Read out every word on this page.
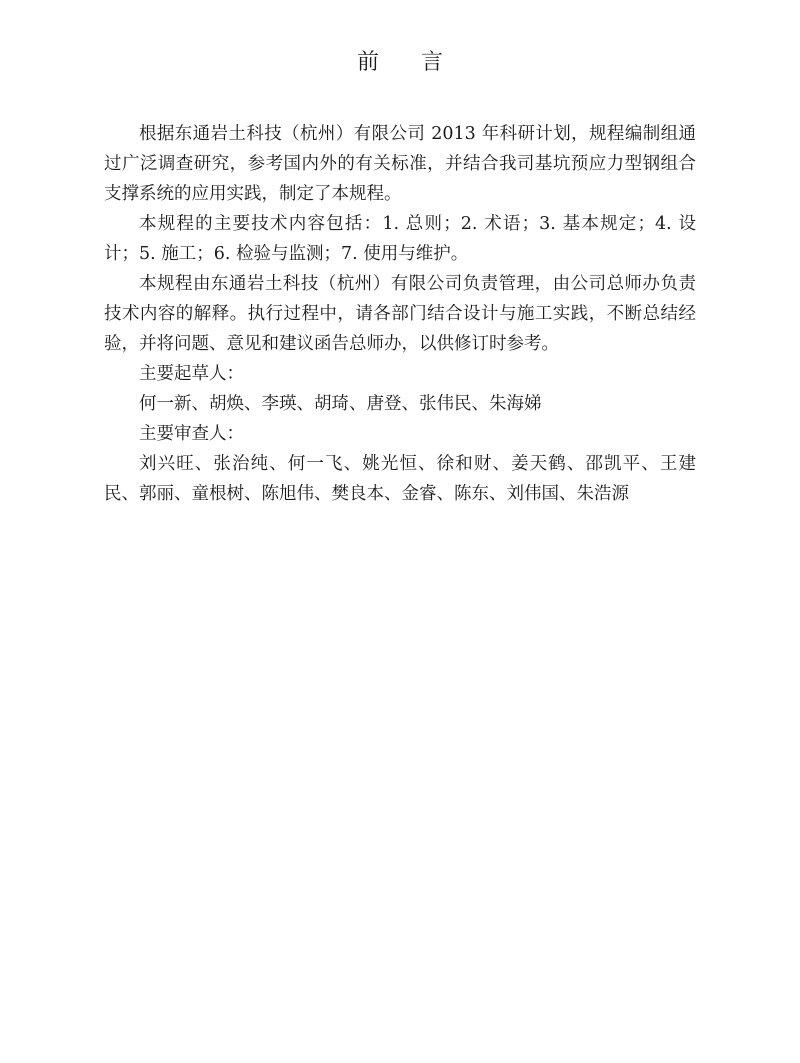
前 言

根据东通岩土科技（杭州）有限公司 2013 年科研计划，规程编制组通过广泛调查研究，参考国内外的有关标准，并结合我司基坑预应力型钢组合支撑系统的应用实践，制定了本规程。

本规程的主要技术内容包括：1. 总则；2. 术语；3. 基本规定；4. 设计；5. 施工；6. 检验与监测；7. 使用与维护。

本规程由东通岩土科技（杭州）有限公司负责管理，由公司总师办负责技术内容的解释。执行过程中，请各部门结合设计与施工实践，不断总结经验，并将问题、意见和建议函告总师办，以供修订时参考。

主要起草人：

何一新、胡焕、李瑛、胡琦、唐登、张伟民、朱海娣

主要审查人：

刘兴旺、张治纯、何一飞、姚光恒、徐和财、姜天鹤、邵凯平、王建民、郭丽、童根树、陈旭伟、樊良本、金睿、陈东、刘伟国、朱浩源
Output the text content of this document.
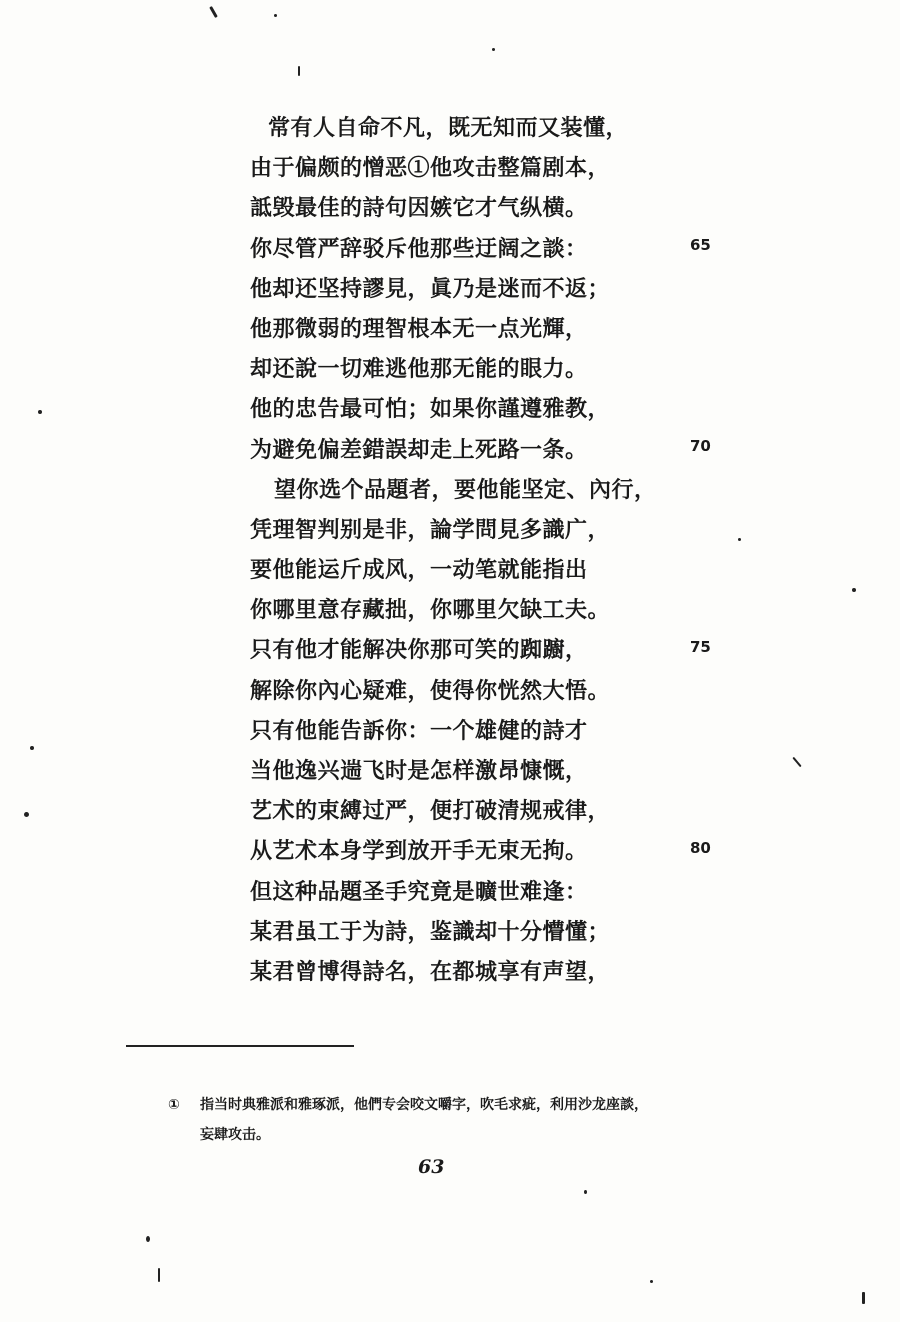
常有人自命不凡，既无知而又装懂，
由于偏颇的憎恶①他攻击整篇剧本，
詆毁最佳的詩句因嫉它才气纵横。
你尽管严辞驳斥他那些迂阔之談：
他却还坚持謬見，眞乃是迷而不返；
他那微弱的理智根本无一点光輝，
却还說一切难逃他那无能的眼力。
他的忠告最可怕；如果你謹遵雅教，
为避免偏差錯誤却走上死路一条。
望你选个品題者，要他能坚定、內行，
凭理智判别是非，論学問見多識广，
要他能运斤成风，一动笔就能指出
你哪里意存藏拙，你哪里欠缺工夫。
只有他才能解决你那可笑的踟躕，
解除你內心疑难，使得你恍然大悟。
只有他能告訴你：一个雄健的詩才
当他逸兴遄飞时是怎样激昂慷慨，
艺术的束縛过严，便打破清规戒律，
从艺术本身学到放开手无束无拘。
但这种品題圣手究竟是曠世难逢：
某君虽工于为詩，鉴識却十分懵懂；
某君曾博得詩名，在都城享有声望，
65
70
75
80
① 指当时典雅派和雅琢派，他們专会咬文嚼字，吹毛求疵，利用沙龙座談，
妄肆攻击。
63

--

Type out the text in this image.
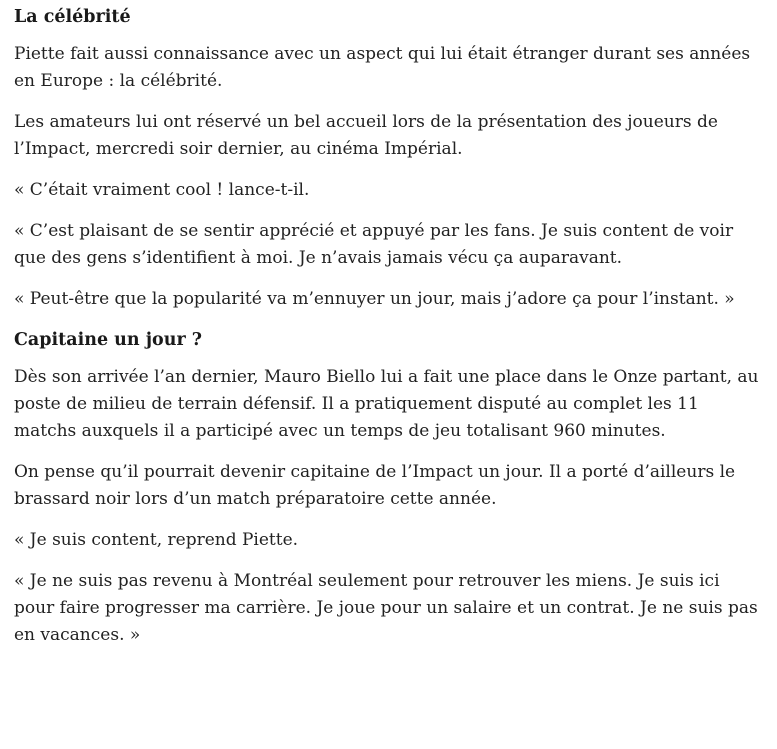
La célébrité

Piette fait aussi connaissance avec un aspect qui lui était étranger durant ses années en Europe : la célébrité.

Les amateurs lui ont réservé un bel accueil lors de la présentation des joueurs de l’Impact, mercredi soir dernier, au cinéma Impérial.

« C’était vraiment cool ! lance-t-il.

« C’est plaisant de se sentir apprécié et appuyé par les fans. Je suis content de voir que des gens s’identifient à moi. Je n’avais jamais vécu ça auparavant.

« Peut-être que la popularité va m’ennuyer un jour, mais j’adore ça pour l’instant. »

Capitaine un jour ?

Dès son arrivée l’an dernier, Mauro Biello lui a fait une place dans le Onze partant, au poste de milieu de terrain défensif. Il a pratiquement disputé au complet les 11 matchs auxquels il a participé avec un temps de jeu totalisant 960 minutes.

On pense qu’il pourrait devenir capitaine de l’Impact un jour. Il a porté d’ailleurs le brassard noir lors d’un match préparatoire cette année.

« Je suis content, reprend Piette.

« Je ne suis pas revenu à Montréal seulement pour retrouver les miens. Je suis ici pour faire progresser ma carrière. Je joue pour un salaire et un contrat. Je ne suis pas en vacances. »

--

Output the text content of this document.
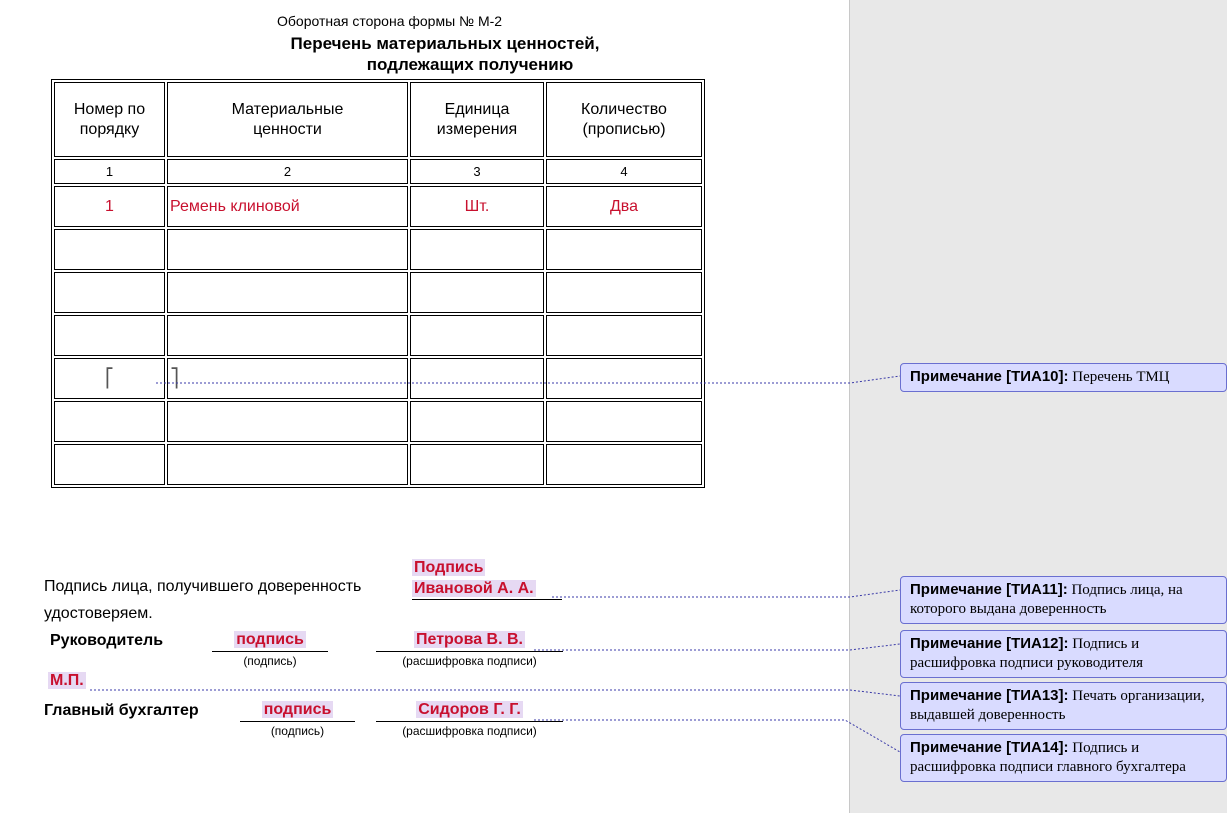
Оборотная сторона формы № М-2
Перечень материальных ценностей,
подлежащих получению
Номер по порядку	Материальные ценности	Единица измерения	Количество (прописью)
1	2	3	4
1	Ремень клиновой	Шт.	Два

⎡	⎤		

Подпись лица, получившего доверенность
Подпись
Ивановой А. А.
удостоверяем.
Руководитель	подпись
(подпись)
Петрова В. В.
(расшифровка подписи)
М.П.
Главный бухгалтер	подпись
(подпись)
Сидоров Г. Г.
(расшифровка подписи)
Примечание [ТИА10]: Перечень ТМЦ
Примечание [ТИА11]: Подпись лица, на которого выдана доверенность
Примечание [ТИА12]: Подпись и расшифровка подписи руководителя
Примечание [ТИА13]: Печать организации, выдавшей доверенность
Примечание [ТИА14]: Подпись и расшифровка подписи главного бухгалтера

(Written request): In the records above, find each line with the word "dernier" and copy it.

(Reply to the task):
Les amateurs lui ont réservé un bel accueil lors de la présentation des joueurs de l’Impact, mercredi soir dernier, au cinéma Impérial.
Dès son arrivée l’an dernier, Mauro Biello lui a fait une place dans le Onze partant, au poste de milieu de terrain défensif. Il a pratiquement disputé au complet les 11 matchs auxquels il a participé avec un temps de jeu totalisant 960 minutes.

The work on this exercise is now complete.